(Extracted data entries)
----------------------------------------
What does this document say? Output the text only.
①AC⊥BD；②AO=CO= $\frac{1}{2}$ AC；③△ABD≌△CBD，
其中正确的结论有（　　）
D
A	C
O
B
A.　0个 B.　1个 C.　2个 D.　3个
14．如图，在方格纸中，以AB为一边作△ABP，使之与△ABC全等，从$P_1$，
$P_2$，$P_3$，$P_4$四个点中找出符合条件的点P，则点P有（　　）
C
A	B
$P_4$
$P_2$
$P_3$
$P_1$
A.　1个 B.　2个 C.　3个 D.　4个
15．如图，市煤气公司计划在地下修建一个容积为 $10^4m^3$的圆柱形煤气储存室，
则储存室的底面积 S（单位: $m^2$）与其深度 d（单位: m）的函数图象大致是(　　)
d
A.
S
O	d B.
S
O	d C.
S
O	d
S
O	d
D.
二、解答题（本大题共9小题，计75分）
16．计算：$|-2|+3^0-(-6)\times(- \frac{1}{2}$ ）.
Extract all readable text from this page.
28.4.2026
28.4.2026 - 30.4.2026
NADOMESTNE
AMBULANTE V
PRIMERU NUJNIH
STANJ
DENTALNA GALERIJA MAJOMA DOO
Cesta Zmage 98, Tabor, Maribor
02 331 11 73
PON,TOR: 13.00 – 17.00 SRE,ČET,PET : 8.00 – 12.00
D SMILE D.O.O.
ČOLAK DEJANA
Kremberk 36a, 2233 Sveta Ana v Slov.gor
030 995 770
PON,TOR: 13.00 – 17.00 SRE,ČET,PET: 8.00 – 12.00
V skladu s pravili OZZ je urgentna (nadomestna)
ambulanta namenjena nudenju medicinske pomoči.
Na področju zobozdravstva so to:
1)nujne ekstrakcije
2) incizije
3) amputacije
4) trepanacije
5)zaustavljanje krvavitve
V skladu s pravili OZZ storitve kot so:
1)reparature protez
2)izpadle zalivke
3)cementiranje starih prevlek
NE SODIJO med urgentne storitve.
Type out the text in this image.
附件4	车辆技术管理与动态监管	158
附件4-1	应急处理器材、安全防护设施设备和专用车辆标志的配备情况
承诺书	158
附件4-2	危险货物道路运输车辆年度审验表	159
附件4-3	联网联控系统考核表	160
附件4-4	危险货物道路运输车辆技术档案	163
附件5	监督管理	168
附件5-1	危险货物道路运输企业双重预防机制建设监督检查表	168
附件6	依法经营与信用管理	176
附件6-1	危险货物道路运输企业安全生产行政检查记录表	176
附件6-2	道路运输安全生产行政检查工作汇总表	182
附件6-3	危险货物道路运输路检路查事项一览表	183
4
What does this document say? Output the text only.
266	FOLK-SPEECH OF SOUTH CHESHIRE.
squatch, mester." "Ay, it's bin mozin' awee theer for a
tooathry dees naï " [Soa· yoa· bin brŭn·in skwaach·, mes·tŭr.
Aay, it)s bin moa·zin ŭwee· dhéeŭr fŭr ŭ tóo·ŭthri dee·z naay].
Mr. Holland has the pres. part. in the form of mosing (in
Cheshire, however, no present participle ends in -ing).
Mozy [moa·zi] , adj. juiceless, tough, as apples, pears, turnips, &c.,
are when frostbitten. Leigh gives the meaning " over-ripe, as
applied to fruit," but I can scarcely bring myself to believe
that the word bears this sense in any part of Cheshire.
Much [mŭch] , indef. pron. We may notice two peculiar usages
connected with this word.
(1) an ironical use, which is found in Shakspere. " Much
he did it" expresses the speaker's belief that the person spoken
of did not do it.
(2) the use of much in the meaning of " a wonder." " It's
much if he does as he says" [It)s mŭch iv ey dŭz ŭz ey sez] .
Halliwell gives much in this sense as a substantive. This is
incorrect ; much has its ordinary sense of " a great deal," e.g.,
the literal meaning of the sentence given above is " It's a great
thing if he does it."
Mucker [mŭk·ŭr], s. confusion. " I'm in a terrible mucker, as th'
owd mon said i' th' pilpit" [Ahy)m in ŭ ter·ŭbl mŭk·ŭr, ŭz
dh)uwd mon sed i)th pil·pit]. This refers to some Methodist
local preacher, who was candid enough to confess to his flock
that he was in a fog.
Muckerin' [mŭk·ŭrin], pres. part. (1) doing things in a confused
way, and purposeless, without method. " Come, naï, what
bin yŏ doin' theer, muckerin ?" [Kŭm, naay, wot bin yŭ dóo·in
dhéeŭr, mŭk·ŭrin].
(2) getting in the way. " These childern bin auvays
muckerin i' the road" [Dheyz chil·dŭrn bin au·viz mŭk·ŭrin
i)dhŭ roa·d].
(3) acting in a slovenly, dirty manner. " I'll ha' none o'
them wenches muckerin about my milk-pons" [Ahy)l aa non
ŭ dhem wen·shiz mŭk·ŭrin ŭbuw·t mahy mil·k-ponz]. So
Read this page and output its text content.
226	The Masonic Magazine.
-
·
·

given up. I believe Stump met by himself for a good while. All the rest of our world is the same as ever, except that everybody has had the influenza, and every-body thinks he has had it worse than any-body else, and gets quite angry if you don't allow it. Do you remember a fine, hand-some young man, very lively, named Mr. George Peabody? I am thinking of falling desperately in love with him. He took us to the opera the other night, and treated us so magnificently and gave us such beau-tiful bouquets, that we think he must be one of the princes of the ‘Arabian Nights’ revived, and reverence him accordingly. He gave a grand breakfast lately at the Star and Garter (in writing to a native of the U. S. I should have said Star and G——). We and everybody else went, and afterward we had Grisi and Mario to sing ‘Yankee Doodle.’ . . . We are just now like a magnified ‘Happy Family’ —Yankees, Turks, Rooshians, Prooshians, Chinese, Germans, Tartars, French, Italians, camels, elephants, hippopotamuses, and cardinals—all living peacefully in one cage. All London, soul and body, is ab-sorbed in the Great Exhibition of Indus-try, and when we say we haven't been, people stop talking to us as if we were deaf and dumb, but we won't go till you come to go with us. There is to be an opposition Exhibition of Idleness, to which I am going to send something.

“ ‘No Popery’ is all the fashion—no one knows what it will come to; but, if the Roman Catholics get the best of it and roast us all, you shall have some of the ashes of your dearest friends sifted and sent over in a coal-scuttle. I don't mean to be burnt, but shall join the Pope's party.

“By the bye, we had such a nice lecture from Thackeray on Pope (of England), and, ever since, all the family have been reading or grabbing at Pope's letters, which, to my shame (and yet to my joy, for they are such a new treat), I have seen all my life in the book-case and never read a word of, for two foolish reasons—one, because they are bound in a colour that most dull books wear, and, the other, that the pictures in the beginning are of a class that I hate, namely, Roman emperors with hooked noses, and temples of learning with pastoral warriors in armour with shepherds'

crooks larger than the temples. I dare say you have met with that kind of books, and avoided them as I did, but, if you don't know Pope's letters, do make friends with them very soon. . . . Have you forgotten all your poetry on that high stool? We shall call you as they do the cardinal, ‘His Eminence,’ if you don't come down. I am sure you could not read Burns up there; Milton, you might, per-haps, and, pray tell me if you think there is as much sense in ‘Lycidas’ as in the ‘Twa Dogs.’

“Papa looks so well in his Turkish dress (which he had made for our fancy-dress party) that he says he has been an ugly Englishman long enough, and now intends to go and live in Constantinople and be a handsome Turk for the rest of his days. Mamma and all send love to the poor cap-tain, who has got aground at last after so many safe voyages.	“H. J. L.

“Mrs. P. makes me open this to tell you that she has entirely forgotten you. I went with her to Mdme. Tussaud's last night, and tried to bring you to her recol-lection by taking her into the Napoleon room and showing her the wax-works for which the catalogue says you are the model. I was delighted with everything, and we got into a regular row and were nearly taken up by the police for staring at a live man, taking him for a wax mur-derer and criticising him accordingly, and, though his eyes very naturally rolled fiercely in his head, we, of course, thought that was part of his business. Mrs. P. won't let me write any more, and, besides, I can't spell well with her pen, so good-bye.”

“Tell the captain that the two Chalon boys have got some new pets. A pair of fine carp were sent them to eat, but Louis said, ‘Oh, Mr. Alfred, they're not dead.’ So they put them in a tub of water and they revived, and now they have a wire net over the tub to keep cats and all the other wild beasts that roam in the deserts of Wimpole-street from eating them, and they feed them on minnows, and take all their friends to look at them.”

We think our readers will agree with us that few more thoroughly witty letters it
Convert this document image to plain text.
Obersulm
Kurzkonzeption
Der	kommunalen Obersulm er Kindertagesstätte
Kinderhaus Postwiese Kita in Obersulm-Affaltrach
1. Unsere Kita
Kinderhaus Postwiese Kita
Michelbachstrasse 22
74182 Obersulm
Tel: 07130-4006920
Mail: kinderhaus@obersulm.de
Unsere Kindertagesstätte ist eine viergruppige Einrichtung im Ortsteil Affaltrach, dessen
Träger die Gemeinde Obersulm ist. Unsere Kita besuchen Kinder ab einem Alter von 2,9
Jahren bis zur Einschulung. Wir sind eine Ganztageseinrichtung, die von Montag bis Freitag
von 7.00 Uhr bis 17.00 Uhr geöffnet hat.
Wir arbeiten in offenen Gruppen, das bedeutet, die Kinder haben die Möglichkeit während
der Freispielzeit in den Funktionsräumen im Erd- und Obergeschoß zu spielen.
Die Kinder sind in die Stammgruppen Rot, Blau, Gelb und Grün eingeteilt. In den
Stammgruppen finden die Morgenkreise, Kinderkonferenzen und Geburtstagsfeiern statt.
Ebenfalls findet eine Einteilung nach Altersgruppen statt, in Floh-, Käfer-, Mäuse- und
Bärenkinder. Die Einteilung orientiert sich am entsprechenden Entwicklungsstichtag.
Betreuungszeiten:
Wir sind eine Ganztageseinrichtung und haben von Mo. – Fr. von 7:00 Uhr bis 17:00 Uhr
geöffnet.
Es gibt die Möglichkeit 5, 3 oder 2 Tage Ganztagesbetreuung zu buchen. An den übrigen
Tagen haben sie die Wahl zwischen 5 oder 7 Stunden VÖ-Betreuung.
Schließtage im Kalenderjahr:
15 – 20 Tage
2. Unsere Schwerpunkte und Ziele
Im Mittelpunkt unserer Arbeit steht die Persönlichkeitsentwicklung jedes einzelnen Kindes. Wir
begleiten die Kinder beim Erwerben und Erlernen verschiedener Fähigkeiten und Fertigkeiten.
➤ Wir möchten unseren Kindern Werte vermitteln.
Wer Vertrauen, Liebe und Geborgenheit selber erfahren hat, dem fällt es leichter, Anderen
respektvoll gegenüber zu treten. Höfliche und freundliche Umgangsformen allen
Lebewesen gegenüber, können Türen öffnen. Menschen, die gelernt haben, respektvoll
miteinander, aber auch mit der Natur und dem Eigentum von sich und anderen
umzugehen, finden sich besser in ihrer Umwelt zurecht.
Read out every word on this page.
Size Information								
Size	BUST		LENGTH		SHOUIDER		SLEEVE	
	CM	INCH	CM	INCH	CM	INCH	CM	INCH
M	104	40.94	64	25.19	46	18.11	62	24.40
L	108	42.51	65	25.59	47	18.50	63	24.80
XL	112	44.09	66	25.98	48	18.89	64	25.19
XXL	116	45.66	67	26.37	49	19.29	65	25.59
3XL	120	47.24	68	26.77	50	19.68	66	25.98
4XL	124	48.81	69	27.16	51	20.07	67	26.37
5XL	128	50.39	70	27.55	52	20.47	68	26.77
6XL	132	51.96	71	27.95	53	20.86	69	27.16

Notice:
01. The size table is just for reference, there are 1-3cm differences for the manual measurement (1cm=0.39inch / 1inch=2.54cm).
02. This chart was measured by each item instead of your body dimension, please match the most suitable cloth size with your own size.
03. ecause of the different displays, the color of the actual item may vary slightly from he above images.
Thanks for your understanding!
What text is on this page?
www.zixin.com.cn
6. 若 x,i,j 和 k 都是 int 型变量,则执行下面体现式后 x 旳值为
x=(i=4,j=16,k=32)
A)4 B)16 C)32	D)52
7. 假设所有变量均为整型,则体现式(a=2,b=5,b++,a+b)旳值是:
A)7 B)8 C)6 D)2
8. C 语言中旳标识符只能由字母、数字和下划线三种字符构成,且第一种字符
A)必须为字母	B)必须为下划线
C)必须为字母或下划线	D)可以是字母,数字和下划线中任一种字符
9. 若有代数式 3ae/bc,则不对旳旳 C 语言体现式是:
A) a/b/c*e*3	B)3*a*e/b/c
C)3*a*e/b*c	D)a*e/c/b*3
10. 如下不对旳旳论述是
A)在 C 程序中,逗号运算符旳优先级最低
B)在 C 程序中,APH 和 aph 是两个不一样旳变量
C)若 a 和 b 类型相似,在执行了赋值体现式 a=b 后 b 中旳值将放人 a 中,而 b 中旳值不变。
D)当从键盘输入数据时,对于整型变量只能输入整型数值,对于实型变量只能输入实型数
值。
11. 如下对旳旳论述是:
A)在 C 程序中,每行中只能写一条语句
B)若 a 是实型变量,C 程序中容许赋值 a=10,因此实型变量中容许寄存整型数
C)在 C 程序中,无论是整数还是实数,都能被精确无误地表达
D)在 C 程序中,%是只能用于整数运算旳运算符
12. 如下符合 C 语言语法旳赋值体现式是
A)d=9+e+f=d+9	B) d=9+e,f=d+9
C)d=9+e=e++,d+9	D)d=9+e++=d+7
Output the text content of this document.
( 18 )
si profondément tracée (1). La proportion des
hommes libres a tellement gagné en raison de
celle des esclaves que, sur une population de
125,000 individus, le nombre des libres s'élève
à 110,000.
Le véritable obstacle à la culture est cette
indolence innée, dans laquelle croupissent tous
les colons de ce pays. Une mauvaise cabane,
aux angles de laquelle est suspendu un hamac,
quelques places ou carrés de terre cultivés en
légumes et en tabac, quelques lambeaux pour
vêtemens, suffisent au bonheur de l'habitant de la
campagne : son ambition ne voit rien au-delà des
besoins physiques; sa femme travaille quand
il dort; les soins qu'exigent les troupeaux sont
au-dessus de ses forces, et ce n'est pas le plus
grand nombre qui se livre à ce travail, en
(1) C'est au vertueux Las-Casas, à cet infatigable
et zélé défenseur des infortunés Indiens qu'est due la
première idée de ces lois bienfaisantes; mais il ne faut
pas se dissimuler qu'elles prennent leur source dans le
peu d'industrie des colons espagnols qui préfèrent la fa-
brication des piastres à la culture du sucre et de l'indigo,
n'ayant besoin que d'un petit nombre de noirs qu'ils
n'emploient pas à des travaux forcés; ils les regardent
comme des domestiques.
----------------------------------------
◆ WRITTEN PROBLEM: The word "text" may turn up on some lines of these records; say how many, with no other words.

◆ OUTPUT: 8